Short problem: Look through the records that follow. Copy every line containing the word "this".

## START Provided data

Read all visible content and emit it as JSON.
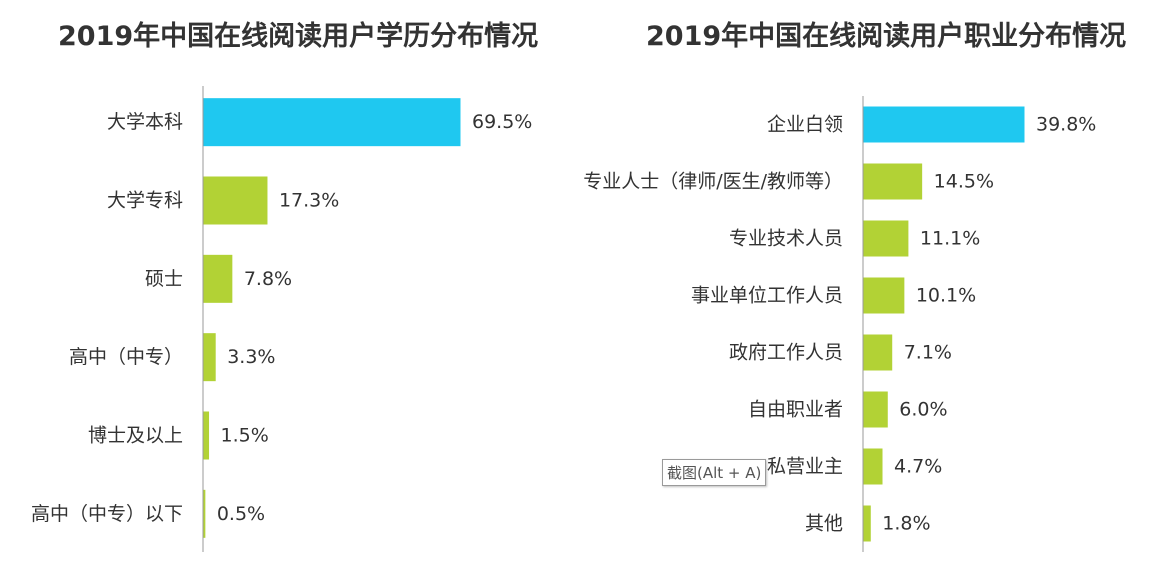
{
  "colors": {
    "highlight": "#1FC8F0",
    "bar": "#B2D235",
    "axis": "#999999",
    "text": "#333333"
  },
  "tooltip": {
    "text": "截图(Alt + A)"
  },
  "chart_data": [
    {
      "type": "bar",
      "orientation": "horizontal",
      "title": "2019年中国在线阅读用户学历分布情况",
      "categories": [
        "大学本科",
        "大学专科",
        "硕士",
        "高中（中专）",
        "博士及以上",
        "高中（中专）以下"
      ],
      "values": [
        69.5,
        17.3,
        7.8,
        3.3,
        1.5,
        0.5
      ],
      "value_labels": [
        "69.5%",
        "17.3%",
        "7.8%",
        "3.3%",
        "1.5%",
        "0.5%"
      ],
      "unit": "%",
      "highlight_index": 0
    },
    {
      "type": "bar",
      "orientation": "horizontal",
      "title": "2019年中国在线阅读用户职业分布情况",
      "categories": [
        "企业白领",
        "专业人士（律师/医生/教师等）",
        "专业技术人员",
        "事业单位工作人员",
        "政府工作人员",
        "自由职业者",
        "私营业主",
        "其他"
      ],
      "values": [
        39.8,
        14.5,
        11.1,
        10.1,
        7.1,
        6.0,
        4.7,
        1.8
      ],
      "value_labels": [
        "39.8%",
        "14.5%",
        "11.1%",
        "10.1%",
        "7.1%",
        "6.0%",
        "4.7%",
        "1.8%"
      ],
      "unit": "%",
      "highlight_index": 0
    }
  ]
}
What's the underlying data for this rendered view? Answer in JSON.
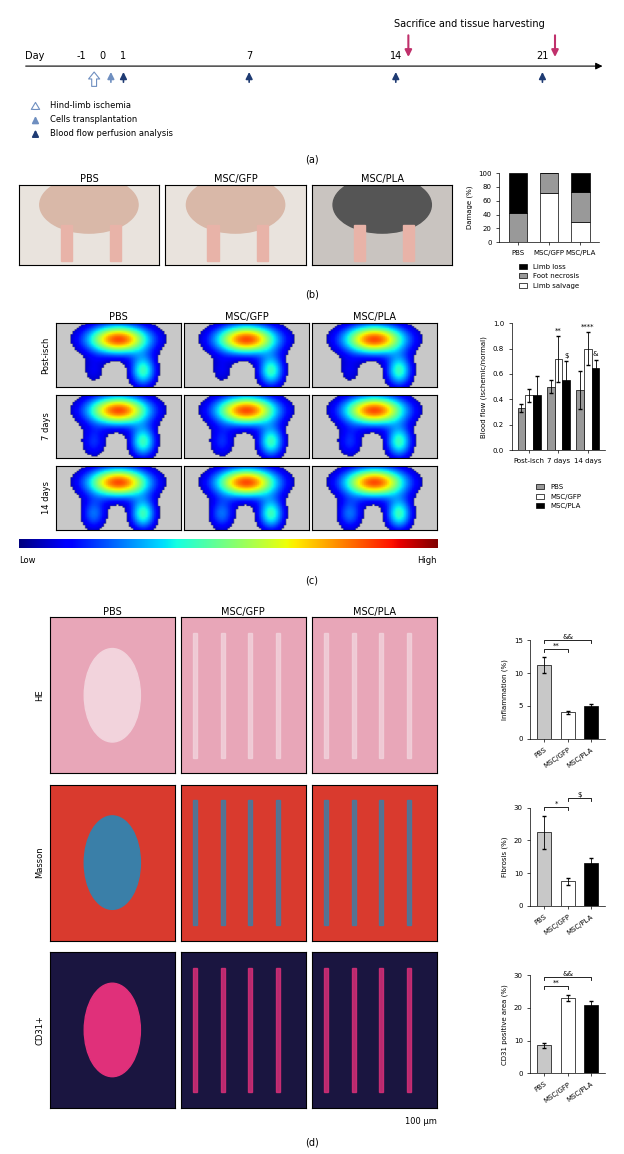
{
  "panel_labels": [
    "(a)",
    "(b)",
    "(c)",
    "(d)"
  ],
  "timeline": {
    "axis_label": "Day",
    "days": [
      -1,
      0,
      1,
      7,
      14,
      21
    ],
    "header": "Sacrifice and tissue harvesting",
    "sacrifice_days": [
      14,
      21
    ],
    "events": [
      {
        "name": "Hind-limb ischemia",
        "days": [
          0
        ],
        "color": "#6f8fc0",
        "marker": "hollow_arrow"
      },
      {
        "name": "Cells transplantation",
        "days": [
          0
        ],
        "color": "#6f8fc0",
        "marker": "arrow"
      },
      {
        "name": "Blood flow perfusion analysis",
        "days": [
          1,
          7,
          14,
          21
        ],
        "color": "#1f3b73",
        "marker": "arrow"
      }
    ]
  },
  "photos_b": {
    "columns": [
      "PBS",
      "MSC/GFP",
      "MSC/PLA"
    ]
  },
  "doppler_c": {
    "columns": [
      "PBS",
      "MSC/GFP",
      "MSC/PLA"
    ],
    "rows": [
      "Post-isch",
      "7 days",
      "14 days"
    ],
    "colorbar": [
      "Low",
      "High"
    ]
  },
  "histology_d": {
    "columns": [
      "PBS",
      "MSC/GFP",
      "MSC/PLA"
    ],
    "rows": [
      "HE",
      "Masson",
      "CD31+"
    ],
    "scale_bar": "100 μm"
  },
  "chart_data": [
    {
      "type": "bar",
      "stacked": true,
      "categories": [
        "PBS",
        "MSC/GFP",
        "MSC/PLA"
      ],
      "ylabel": "Damage (%)",
      "ylim": [
        0,
        100
      ],
      "yticks": [
        0,
        20,
        40,
        60,
        80,
        100
      ],
      "legend": "below",
      "series": [
        {
          "name": "Limb salvage",
          "color": "#ffffff",
          "values": [
            0,
            71,
            29
          ]
        },
        {
          "name": "Foot necrosis",
          "color": "#999999",
          "values": [
            43,
            29,
            43
          ]
        },
        {
          "name": "Limb loss",
          "color": "#000000",
          "values": [
            57,
            0,
            28
          ]
        }
      ]
    },
    {
      "type": "bar",
      "categories": [
        "Post-isch",
        "7 days",
        "14 days"
      ],
      "ylabel": "Blood flow (ischemic/normal)",
      "ylim": [
        0,
        1.0
      ],
      "yticks": [
        {
          "value": 0,
          "label": "0.0"
        },
        0.2,
        0.4,
        0.6,
        0.8,
        {
          "value": 1.0,
          "label": "1.0"
        }
      ],
      "legend": "below",
      "series": [
        {
          "name": "PBS",
          "color": "#999999",
          "values": [
            0.33,
            0.5,
            0.47
          ],
          "errors": [
            0.03,
            0.05,
            0.15
          ]
        },
        {
          "name": "MSC/GFP",
          "color": "#ffffff",
          "values": [
            0.43,
            0.72,
            0.8
          ],
          "errors": [
            0.05,
            0.18,
            0.13
          ]
        },
        {
          "name": "MSC/PLA",
          "color": "#000000",
          "values": [
            0.43,
            0.55,
            0.65
          ],
          "errors": [
            0.15,
            0.15,
            0.06
          ]
        }
      ],
      "annotations": [
        {
          "text": "**",
          "category": "7 days",
          "series": "MSC/GFP"
        },
        {
          "text": "****",
          "category": "14 days",
          "series": "MSC/GFP"
        },
        {
          "text": "$",
          "category": "7 days",
          "series": "MSC/PLA"
        },
        {
          "text": "&",
          "category": "14 days",
          "series": "MSC/PLA"
        }
      ]
    },
    {
      "type": "bar",
      "categories": [
        "PBS",
        "MSC/GFP",
        "MSC/PLA"
      ],
      "ylabel": "Inflammation (%)",
      "values": [
        11.2,
        4.0,
        5.0
      ],
      "errors": [
        1.2,
        0.2,
        0.3
      ],
      "colors": [
        "#c8c8c8",
        "#ffffff",
        "#000000"
      ],
      "ylim": [
        0,
        15
      ],
      "yticks": [
        0,
        5,
        10,
        15
      ],
      "brackets": [
        {
          "text": "**",
          "between": [
            "PBS",
            "MSC/GFP"
          ]
        },
        {
          "text": "&&",
          "between": [
            "PBS",
            "MSC/PLA"
          ]
        }
      ]
    },
    {
      "type": "bar",
      "categories": [
        "PBS",
        "MSC/GFP",
        "MSC/PLA"
      ],
      "ylabel": "Fibrosis (%)",
      "values": [
        22.5,
        7.5,
        13.0
      ],
      "errors": [
        5.0,
        1.0,
        1.5
      ],
      "colors": [
        "#c8c8c8",
        "#ffffff",
        "#000000"
      ],
      "ylim": [
        0,
        30
      ],
      "yticks": [
        0,
        10,
        20,
        30
      ],
      "brackets": [
        {
          "text": "*",
          "between": [
            "PBS",
            "MSC/GFP"
          ]
        },
        {
          "text": "$",
          "between": [
            "MSC/GFP",
            "MSC/PLA"
          ]
        }
      ]
    },
    {
      "type": "bar",
      "categories": [
        "PBS",
        "MSC/GFP",
        "MSC/PLA"
      ],
      "ylabel": "CD31 positive area (%)",
      "values": [
        8.5,
        23.0,
        21.0
      ],
      "errors": [
        0.8,
        1.0,
        1.2
      ],
      "colors": [
        "#c8c8c8",
        "#ffffff",
        "#000000"
      ],
      "ylim": [
        0,
        30
      ],
      "yticks": [
        0,
        10,
        20,
        30
      ],
      "brackets": [
        {
          "text": "**",
          "between": [
            "PBS",
            "MSC/GFP"
          ]
        },
        {
          "text": "&&",
          "between": [
            "PBS",
            "MSC/PLA"
          ]
        }
      ]
    }
  ]
}
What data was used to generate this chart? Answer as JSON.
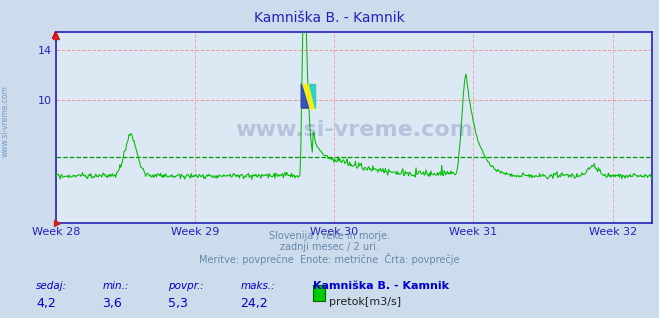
{
  "title": "Kamniška B. - Kamnik",
  "bg_color": "#ccdcec",
  "plot_bg_color": "#dce8f4",
  "line_color": "#00bb00",
  "grid_h_color": "#ee9999",
  "grid_v_color": "#eeaaaa",
  "avg_dashed_color": "#009900",
  "axis_color": "#2222bb",
  "title_color": "#2222bb",
  "week_labels": [
    "Week 28",
    "Week 29",
    "Week 30",
    "Week 31",
    "Week 32"
  ],
  "week_positions": [
    0,
    168,
    336,
    504,
    672
  ],
  "yticks": [
    10,
    14
  ],
  "ymin": 0,
  "ymax": 15.5,
  "xmin": 0,
  "xmax": 720,
  "avg_value": 5.3,
  "min_value": 3.6,
  "max_value": 24.2,
  "current_value": 4.2,
  "footer_line1": "Slovenija / reke in morje.",
  "footer_line2": "zadnji mesec / 2 uri.",
  "footer_line3": "Meritve: povprečne  Enote: metrične  Črta: povprečje",
  "label_sedaj": "sedaj:",
  "label_min": "min.:",
  "label_povpr": "povpr.:",
  "label_maks": "maks.:",
  "station_name": "Kamniška B. - Kamnik",
  "legend_label": "pretok[m3/s]",
  "watermark": "www.si-vreme.com",
  "sidebar_text": "www.si-vreme.com",
  "footer_color": "#6688aa",
  "stats_label_color": "#0000cc",
  "stats_val_color": "#0000cc"
}
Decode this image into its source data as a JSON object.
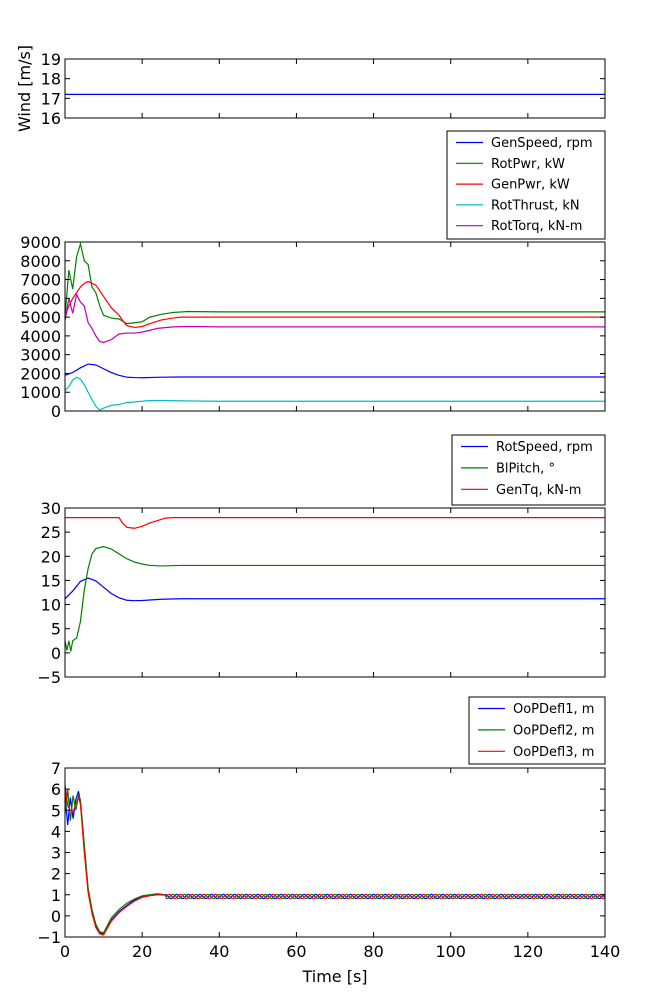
{
  "chart_data": [
    {
      "type": "line",
      "ylabel": "Wind [m/s]",
      "xlim": [
        0,
        140
      ],
      "ylim": [
        16,
        19
      ],
      "yticks": [
        16,
        17,
        18,
        19
      ],
      "yticklabels": [
        "16",
        "17",
        "18",
        "19"
      ],
      "xticks": [
        0,
        20,
        40,
        60,
        80,
        100,
        120,
        140
      ],
      "series": [
        {
          "name": "Wind",
          "color": "#0000ff",
          "x": [
            0,
            140
          ],
          "values": [
            17.2,
            17.2
          ]
        }
      ]
    },
    {
      "type": "line",
      "ylabel": "",
      "xlim": [
        0,
        140
      ],
      "ylim": [
        0,
        9000
      ],
      "yticks": [
        0,
        1000,
        2000,
        3000,
        4000,
        5000,
        6000,
        7000,
        8000,
        9000
      ],
      "yticklabels": [
        "0",
        "1000",
        "2000",
        "3000",
        "4000",
        "5000",
        "6000",
        "7000",
        "8000",
        "9000"
      ],
      "xticks": [
        0,
        20,
        40,
        60,
        80,
        100,
        120,
        140
      ],
      "legend": "above-right",
      "series": [
        {
          "name": "GenSpeed, rpm",
          "color": "#0000ff",
          "x": [
            0,
            2,
            4,
            6,
            8,
            10,
            12,
            14,
            16,
            18,
            20,
            25,
            30,
            140
          ],
          "values": [
            1900,
            2050,
            2300,
            2500,
            2450,
            2250,
            2050,
            1900,
            1800,
            1780,
            1770,
            1800,
            1810,
            1810
          ]
        },
        {
          "name": "RotPwr, kW",
          "color": "#008000",
          "x": [
            0,
            1,
            2,
            3,
            4,
            5,
            6,
            7,
            8,
            9,
            10,
            12,
            14,
            16,
            18,
            20,
            22,
            25,
            28,
            32,
            40,
            140
          ],
          "values": [
            5000,
            7500,
            6500,
            8200,
            8900,
            8000,
            7800,
            6600,
            6300,
            5600,
            5100,
            4950,
            4900,
            4650,
            4700,
            4750,
            5000,
            5150,
            5250,
            5300,
            5280,
            5280
          ]
        },
        {
          "name": "GenPwr, kW",
          "color": "#ff0000",
          "x": [
            0,
            1,
            2,
            3,
            4,
            5,
            6,
            8,
            10,
            12,
            14,
            15,
            16,
            18,
            20,
            22,
            25,
            28,
            30,
            40,
            140
          ],
          "values": [
            5000,
            5600,
            6000,
            6300,
            6600,
            6800,
            6900,
            6700,
            6100,
            5500,
            5100,
            4800,
            4550,
            4450,
            4500,
            4650,
            4850,
            4950,
            5000,
            5000,
            5000
          ]
        },
        {
          "name": "RotThrust, kN",
          "color": "#00bfbf",
          "x": [
            0,
            1,
            2,
            3,
            4,
            5,
            6,
            7,
            8,
            9,
            10,
            12,
            14,
            16,
            18,
            20,
            22,
            24,
            26,
            30,
            40,
            140
          ],
          "values": [
            1100,
            1300,
            1650,
            1800,
            1700,
            1400,
            1000,
            600,
            250,
            50,
            150,
            300,
            350,
            450,
            480,
            520,
            560,
            560,
            560,
            540,
            520,
            520
          ]
        },
        {
          "name": "RotTorq, kN-m",
          "color": "#bf00bf",
          "x": [
            0,
            1,
            2,
            3,
            4,
            5,
            6,
            7,
            8,
            9,
            10,
            12,
            14,
            16,
            18,
            20,
            24,
            28,
            32,
            40,
            140
          ],
          "values": [
            4800,
            6000,
            5200,
            6200,
            5800,
            5600,
            4700,
            4400,
            4000,
            3700,
            3650,
            3800,
            4100,
            4150,
            4150,
            4200,
            4400,
            4480,
            4500,
            4480,
            4480
          ]
        }
      ]
    },
    {
      "type": "line",
      "ylabel": "",
      "xlim": [
        0,
        140
      ],
      "ylim": [
        -5,
        30
      ],
      "yticks": [
        -5,
        0,
        5,
        10,
        15,
        20,
        25,
        30
      ],
      "yticklabels": [
        "−5",
        "0",
        "5",
        "10",
        "15",
        "20",
        "25",
        "30"
      ],
      "xticks": [
        0,
        20,
        40,
        60,
        80,
        100,
        120,
        140
      ],
      "legend": "above-right",
      "series": [
        {
          "name": "RotSpeed, rpm",
          "color": "#0000ff",
          "x": [
            0,
            2,
            4,
            6,
            8,
            10,
            12,
            14,
            16,
            18,
            20,
            25,
            30,
            140
          ],
          "values": [
            11.2,
            12.8,
            14.8,
            15.5,
            14.9,
            13.6,
            12.3,
            11.4,
            10.9,
            10.8,
            10.85,
            11.1,
            11.2,
            11.2
          ]
        },
        {
          "name": "BlPitch, °",
          "color": "#008000",
          "x": [
            0,
            0.5,
            1,
            1.5,
            2,
            2.5,
            3,
            4,
            5,
            6,
            7,
            8,
            10,
            12,
            14,
            16,
            18,
            20,
            22,
            25,
            30,
            140
          ],
          "values": [
            2.5,
            0.5,
            2.5,
            0.3,
            2.5,
            2.8,
            3.0,
            6.5,
            13,
            17.5,
            20.5,
            21.6,
            22,
            21.5,
            20.5,
            19.5,
            18.8,
            18.4,
            18.1,
            18.0,
            18.1,
            18.1
          ]
        },
        {
          "name": "GenTq, kN-m",
          "color": "#ff0000",
          "x": [
            0,
            14,
            15,
            16,
            18,
            20,
            22,
            24,
            26,
            28,
            140
          ],
          "values": [
            28,
            28,
            26.8,
            26,
            25.8,
            26.2,
            26.9,
            27.4,
            27.9,
            28,
            28
          ]
        }
      ]
    },
    {
      "type": "line",
      "ylabel": "",
      "xlabel": "Time [s]",
      "xlim": [
        0,
        140
      ],
      "ylim": [
        -1,
        7
      ],
      "yticks": [
        -1,
        0,
        1,
        2,
        3,
        4,
        5,
        6,
        7
      ],
      "yticklabels": [
        "−1",
        "0",
        "1",
        "2",
        "3",
        "4",
        "5",
        "6",
        "7"
      ],
      "xticks": [
        0,
        20,
        40,
        60,
        80,
        100,
        120,
        140
      ],
      "xticklabels": [
        "0",
        "20",
        "40",
        "60",
        "80",
        "100",
        "120",
        "140"
      ],
      "legend": "above-right",
      "series": [
        {
          "name": "OoPDefl1, m",
          "color": "#0000ff",
          "x": [
            0,
            0.7,
            1.4,
            2.1,
            2.8,
            3.5,
            4,
            5,
            6,
            7,
            8,
            9,
            10,
            12,
            14,
            16,
            18,
            20,
            22,
            24,
            26
          ],
          "values": [
            5.8,
            4.3,
            5.6,
            4.6,
            5.5,
            5.9,
            5.4,
            3.2,
            1.2,
            0.2,
            -0.5,
            -0.8,
            -0.85,
            -0.2,
            0.2,
            0.5,
            0.75,
            0.9,
            0.98,
            1.02,
            1.0
          ]
        },
        {
          "name": "OoPDefl2, m",
          "color": "#008000",
          "x": [
            0,
            0.7,
            1.4,
            2.1,
            2.8,
            3.5,
            4,
            5,
            6,
            7,
            8,
            9,
            10,
            12,
            14,
            16,
            18,
            20,
            22,
            24,
            26
          ],
          "values": [
            4.8,
            6.0,
            4.5,
            5.7,
            5.0,
            5.7,
            5.5,
            3.4,
            1.3,
            0.3,
            -0.4,
            -0.75,
            -0.8,
            -0.1,
            0.3,
            0.6,
            0.8,
            0.95,
            1.0,
            1.05,
            1.0
          ]
        },
        {
          "name": "OoPDefl3, m",
          "color": "#ff0000",
          "x": [
            0,
            0.7,
            1.4,
            2.1,
            2.8,
            3.5,
            4,
            5,
            6,
            7,
            8,
            9,
            10,
            12,
            14,
            16,
            18,
            20,
            22,
            24,
            26
          ],
          "values": [
            6.2,
            5.2,
            5.0,
            4.9,
            5.3,
            5.6,
            5.3,
            3.0,
            1.1,
            0.1,
            -0.55,
            -0.85,
            -0.9,
            -0.25,
            0.15,
            0.45,
            0.7,
            0.88,
            0.95,
            1.0,
            0.98
          ]
        }
      ],
      "steady_oscillation": {
        "from": 26,
        "to": 140,
        "mean": 0.92,
        "amplitude": 0.1,
        "period": 3.0
      }
    }
  ]
}
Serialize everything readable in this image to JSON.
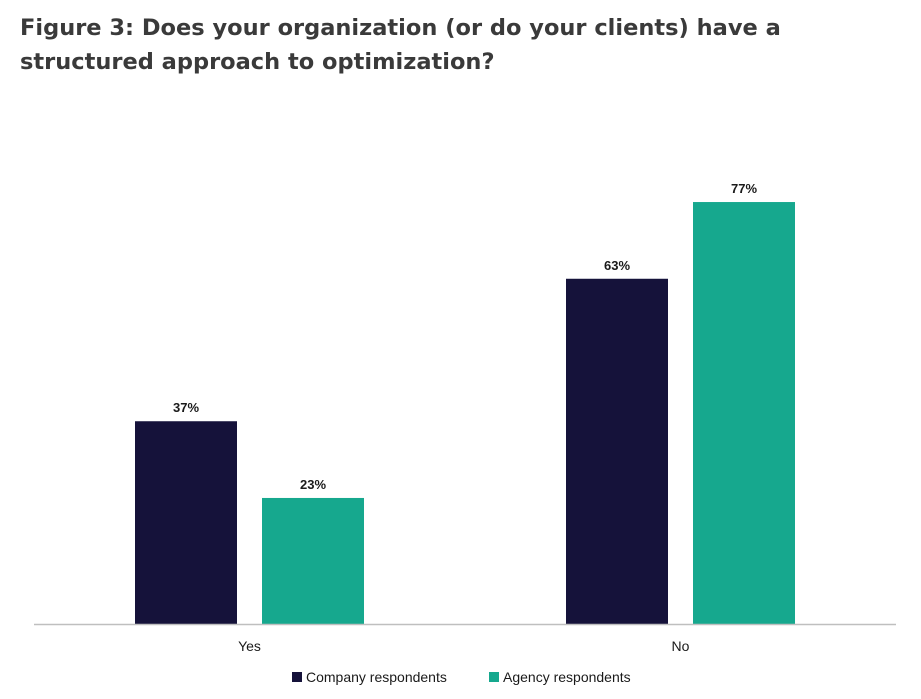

## END Provided data

Solution:
What's the underlying data for this rendered view? Answer in JSON.
What data was used to generate this chart? Answer as JSON.
Decode this image into its source data as a JSON object.
Serialize everything readable in this image to JSON.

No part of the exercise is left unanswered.